[Stated task]: Each line containing the word "theco" needs to be copied.

Some records
--- START ---

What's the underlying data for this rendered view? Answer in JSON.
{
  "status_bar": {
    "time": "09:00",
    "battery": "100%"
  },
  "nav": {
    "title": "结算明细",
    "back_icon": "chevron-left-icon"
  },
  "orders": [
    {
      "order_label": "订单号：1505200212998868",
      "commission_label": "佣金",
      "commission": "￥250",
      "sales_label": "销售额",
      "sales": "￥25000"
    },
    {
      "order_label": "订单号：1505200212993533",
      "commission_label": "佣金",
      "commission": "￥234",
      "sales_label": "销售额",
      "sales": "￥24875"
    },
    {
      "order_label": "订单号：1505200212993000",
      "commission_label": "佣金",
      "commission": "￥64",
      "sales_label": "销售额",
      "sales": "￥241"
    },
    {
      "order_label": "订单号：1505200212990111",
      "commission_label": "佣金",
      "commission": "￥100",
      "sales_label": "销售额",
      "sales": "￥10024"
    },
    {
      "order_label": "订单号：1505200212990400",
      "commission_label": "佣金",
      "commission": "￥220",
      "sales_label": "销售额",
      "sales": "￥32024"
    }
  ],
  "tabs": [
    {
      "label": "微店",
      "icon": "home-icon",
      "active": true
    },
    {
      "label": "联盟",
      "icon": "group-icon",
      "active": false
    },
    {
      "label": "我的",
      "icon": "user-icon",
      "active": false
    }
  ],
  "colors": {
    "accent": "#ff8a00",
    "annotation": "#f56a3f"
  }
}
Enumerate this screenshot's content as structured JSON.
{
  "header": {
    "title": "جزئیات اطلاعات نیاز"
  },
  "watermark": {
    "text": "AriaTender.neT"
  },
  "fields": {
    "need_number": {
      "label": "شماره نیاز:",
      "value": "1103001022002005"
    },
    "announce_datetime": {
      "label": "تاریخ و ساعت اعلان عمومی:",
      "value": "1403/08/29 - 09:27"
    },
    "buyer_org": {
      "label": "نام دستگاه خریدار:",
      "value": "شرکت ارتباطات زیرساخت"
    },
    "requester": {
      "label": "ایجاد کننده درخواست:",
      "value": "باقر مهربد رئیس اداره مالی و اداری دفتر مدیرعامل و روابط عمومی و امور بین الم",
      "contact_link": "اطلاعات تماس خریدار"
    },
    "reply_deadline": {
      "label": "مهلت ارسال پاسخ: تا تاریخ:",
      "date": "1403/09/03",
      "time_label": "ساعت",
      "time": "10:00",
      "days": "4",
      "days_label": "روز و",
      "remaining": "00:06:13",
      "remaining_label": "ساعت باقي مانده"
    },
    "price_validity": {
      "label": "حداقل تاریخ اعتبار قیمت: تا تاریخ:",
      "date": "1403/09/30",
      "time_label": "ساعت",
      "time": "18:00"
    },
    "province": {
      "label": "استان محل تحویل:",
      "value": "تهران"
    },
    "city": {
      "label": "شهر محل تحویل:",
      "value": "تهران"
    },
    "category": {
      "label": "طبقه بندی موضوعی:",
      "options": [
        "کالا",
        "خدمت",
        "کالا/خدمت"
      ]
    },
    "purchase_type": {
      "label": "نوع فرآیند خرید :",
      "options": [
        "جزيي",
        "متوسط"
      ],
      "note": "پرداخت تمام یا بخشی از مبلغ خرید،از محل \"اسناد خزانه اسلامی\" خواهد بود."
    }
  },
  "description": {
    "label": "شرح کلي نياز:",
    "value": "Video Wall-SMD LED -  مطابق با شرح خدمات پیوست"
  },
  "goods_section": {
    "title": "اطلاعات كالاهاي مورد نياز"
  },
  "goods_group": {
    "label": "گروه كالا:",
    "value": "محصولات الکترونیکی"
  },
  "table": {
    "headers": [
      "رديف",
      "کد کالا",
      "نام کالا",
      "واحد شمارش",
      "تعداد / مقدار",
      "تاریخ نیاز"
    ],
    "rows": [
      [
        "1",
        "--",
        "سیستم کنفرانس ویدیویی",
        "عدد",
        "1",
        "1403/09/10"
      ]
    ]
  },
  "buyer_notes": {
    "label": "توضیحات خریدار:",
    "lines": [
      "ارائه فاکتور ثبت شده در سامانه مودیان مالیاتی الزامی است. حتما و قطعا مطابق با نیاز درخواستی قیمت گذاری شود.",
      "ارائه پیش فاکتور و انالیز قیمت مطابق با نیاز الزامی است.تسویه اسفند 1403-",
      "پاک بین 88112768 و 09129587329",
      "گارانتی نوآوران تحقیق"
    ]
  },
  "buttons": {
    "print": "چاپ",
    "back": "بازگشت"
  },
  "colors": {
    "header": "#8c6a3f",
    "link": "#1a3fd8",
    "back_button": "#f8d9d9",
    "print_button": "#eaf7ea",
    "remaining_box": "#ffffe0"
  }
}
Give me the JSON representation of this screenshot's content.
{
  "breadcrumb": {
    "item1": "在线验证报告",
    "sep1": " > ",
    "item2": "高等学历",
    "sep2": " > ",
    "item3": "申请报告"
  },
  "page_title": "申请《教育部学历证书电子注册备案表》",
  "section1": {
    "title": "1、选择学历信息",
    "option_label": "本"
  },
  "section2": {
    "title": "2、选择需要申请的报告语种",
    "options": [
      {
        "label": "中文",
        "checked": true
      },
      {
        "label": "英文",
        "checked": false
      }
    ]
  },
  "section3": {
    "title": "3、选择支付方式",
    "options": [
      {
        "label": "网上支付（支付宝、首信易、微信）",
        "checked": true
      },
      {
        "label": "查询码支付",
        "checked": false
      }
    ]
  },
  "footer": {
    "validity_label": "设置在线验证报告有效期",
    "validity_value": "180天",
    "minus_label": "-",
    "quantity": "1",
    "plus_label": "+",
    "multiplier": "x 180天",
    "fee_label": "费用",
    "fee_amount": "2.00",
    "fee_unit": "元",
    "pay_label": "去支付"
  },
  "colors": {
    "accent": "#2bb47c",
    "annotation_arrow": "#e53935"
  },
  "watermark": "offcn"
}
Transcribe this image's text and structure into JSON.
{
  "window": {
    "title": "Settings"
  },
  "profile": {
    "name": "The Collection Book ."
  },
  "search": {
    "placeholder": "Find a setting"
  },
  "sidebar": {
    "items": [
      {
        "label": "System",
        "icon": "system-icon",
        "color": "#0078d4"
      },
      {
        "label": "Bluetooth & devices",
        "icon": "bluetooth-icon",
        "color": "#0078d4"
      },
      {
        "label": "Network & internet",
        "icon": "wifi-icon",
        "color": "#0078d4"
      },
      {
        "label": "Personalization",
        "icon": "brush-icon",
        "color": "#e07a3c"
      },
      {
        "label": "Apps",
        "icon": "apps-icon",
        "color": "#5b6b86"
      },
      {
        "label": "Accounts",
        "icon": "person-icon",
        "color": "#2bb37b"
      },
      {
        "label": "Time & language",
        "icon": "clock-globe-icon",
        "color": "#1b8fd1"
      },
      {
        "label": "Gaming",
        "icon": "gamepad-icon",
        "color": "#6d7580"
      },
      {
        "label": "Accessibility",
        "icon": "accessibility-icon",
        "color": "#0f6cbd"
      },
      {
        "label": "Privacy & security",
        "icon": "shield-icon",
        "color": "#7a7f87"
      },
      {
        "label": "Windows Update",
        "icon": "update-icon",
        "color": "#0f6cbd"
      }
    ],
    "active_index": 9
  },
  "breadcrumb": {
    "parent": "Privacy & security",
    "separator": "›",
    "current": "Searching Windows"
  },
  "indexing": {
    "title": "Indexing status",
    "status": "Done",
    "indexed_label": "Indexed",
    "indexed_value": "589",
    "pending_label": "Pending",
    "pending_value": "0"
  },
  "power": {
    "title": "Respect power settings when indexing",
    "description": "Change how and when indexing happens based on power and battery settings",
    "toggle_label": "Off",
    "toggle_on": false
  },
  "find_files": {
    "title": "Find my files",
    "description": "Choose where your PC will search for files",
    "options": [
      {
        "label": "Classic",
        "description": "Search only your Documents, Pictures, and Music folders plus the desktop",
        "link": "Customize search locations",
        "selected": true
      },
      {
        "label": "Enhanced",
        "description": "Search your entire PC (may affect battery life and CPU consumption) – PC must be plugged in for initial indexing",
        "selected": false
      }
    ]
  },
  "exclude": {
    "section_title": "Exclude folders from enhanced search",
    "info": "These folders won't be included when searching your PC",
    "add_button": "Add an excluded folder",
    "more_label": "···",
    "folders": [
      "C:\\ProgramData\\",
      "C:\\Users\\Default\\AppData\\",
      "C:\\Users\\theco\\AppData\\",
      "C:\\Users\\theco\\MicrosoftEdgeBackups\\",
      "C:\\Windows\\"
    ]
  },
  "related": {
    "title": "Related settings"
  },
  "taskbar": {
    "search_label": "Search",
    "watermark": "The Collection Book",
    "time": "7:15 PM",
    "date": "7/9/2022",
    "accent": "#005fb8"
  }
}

--- END ---

[Full solution]:
      "C:\\Users\\theco\\AppData\\",
      "C:\\Users\\theco\\MicrosoftEdgeBackups\\",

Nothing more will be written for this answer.